Excerpts from a figure dataset:
********************

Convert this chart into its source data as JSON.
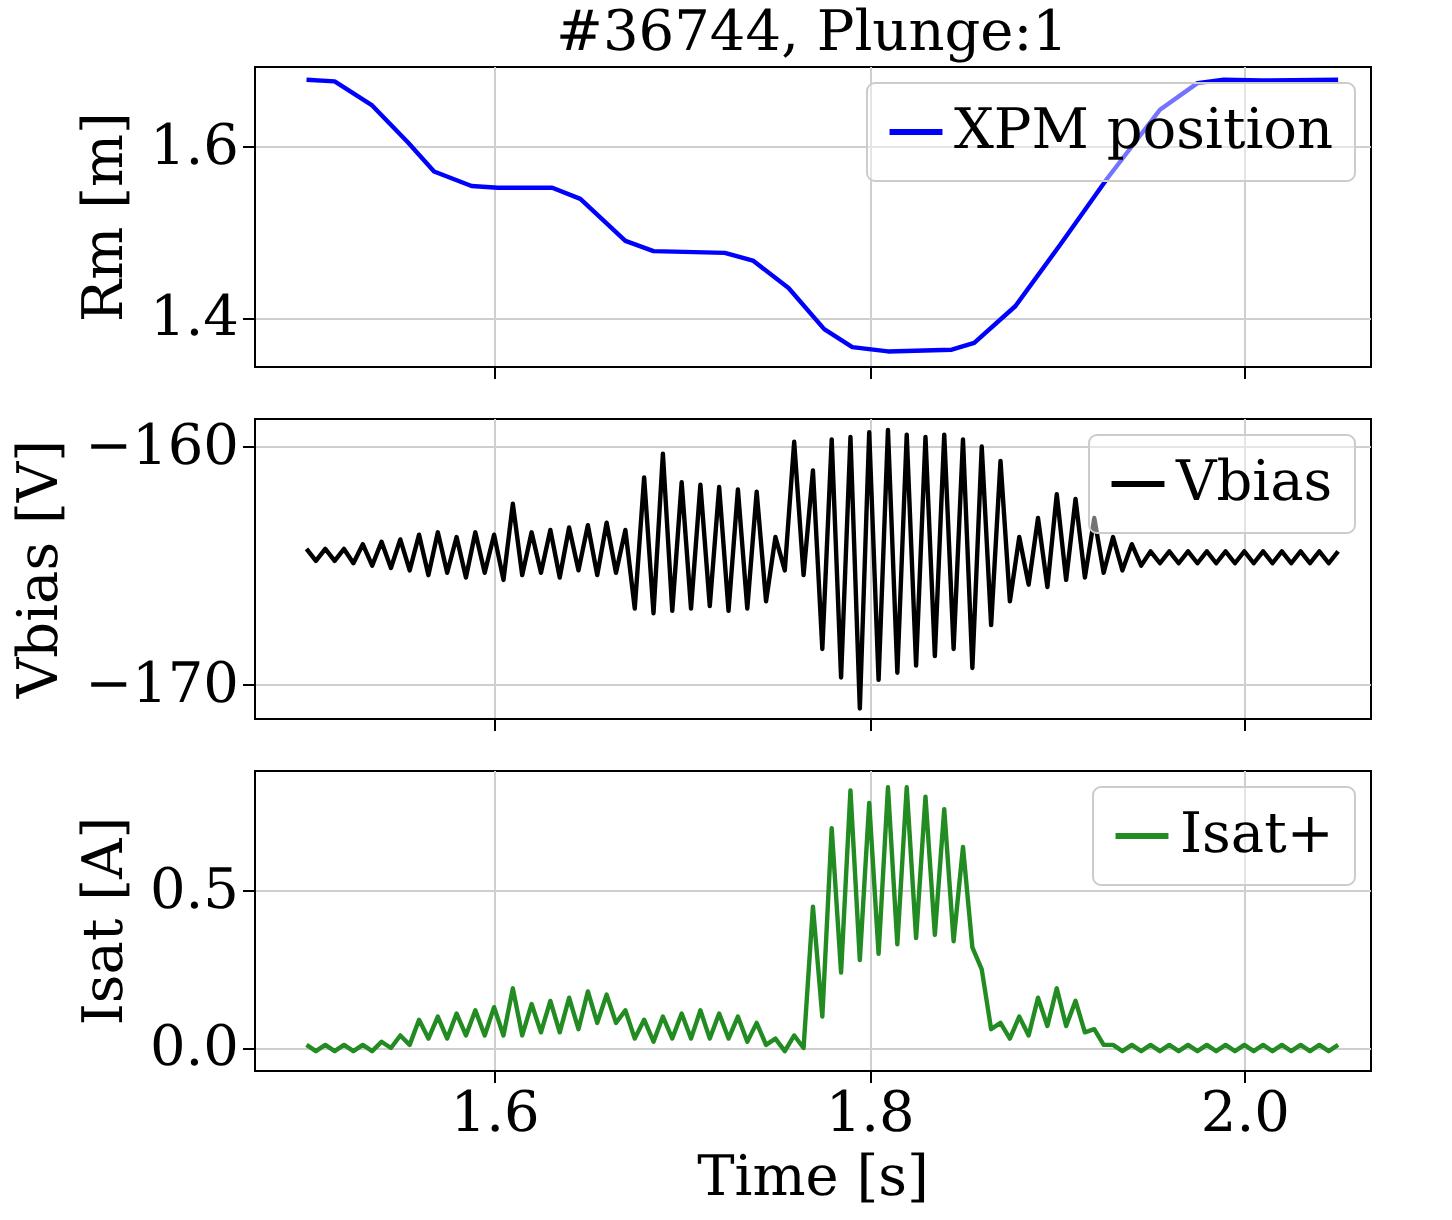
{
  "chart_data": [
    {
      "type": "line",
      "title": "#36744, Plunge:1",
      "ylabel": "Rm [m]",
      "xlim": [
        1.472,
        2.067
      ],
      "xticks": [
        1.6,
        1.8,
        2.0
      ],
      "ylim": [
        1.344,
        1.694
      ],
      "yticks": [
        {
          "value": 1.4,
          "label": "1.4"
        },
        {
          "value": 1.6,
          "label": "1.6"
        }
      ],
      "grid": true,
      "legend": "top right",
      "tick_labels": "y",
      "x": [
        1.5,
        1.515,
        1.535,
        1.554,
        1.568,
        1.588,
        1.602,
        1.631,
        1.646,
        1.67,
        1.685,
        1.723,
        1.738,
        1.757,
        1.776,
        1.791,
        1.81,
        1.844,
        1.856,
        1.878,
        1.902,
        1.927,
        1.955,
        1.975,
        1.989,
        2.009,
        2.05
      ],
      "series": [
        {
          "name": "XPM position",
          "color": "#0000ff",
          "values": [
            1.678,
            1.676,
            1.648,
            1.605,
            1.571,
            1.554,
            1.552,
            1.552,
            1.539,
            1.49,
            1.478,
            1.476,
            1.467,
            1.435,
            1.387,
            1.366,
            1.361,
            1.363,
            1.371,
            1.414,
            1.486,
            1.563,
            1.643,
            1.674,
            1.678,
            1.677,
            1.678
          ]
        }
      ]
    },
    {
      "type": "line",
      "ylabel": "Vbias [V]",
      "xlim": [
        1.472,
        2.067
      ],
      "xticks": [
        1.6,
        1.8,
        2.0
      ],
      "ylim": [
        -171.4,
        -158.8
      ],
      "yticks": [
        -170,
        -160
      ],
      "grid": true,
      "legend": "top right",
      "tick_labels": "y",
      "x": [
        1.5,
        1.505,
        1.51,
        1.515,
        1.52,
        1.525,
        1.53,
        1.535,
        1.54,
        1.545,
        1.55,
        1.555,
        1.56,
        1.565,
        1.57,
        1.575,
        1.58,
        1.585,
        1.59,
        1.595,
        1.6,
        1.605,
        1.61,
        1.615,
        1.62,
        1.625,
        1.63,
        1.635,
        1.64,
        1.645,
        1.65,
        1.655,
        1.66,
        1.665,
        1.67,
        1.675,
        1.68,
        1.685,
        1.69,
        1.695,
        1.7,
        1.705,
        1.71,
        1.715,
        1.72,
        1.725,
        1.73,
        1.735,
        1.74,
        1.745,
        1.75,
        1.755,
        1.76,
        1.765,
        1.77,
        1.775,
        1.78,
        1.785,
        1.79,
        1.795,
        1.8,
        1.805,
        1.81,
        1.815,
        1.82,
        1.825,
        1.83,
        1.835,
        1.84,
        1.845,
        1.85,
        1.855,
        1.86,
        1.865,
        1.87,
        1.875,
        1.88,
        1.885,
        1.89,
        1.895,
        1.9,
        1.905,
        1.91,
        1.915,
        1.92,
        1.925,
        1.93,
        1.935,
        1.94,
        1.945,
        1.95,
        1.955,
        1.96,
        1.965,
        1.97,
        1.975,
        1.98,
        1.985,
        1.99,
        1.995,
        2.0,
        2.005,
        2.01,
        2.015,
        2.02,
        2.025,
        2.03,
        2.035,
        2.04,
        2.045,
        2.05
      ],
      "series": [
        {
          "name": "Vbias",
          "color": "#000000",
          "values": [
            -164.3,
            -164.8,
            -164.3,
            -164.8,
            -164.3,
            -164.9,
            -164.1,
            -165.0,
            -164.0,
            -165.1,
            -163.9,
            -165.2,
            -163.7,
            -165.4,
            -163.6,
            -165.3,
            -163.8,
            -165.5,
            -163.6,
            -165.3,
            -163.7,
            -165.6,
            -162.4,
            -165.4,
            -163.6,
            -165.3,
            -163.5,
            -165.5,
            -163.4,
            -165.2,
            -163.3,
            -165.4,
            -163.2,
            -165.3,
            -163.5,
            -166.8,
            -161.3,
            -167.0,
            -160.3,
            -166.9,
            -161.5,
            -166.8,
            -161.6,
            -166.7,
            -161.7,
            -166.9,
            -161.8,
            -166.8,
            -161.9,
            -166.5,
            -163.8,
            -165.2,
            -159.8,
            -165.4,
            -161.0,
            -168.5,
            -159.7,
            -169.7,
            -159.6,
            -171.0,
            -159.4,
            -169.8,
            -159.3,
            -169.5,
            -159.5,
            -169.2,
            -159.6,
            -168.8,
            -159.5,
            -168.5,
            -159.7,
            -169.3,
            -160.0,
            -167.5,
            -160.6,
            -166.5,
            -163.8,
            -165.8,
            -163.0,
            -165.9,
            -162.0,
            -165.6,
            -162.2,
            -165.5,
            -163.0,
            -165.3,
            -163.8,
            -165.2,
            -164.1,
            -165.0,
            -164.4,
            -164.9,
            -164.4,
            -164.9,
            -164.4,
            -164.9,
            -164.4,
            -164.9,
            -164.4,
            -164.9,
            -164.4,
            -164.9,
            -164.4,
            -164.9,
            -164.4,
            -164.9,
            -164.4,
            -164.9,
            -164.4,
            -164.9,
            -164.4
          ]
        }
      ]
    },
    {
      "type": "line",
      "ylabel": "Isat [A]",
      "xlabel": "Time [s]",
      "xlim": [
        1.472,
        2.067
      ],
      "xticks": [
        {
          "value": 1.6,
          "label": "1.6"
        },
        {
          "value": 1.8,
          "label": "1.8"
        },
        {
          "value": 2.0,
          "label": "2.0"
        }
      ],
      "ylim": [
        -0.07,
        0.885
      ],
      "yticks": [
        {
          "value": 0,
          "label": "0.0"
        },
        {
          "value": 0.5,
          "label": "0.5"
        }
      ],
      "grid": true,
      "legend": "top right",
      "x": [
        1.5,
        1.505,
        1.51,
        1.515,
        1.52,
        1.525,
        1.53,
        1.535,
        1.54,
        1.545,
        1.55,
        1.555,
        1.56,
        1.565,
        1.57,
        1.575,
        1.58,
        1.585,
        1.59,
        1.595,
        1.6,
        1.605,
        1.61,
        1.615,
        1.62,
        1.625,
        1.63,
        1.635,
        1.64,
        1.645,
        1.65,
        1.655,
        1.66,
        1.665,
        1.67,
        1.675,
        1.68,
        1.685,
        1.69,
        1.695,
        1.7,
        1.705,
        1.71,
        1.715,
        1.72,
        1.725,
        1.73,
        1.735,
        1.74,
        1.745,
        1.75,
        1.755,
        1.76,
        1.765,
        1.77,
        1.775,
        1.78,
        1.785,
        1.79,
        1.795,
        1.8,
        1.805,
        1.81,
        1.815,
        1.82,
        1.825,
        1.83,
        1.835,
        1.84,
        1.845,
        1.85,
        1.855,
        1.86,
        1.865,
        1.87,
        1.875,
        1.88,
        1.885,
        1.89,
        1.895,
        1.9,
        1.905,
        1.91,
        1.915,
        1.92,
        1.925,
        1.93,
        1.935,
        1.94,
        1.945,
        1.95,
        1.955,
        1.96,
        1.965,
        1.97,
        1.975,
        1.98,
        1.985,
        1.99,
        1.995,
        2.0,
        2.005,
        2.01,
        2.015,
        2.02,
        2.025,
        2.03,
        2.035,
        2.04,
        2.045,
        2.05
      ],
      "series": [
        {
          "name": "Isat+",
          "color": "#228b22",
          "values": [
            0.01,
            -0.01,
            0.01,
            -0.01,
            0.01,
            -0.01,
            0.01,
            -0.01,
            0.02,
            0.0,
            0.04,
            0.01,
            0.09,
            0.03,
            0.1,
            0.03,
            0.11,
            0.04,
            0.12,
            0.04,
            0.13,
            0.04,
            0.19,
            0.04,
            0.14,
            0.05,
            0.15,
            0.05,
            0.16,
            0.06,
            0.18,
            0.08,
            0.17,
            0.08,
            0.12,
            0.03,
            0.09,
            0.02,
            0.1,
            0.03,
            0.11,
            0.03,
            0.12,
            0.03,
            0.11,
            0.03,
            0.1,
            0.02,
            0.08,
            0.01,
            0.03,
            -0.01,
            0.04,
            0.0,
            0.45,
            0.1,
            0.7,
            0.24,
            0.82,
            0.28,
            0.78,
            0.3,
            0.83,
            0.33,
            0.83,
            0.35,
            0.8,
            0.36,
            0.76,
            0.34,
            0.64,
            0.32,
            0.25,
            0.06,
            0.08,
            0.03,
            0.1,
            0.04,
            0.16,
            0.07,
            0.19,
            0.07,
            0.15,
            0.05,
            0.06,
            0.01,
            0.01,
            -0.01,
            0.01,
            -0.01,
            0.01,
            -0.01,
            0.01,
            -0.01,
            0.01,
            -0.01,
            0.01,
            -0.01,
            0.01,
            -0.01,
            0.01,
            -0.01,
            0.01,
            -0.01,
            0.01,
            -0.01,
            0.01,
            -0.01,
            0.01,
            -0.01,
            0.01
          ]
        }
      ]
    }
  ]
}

********************

What is the number of lines in this listing that contain the word "color"? Answer with that number and nothing else.

3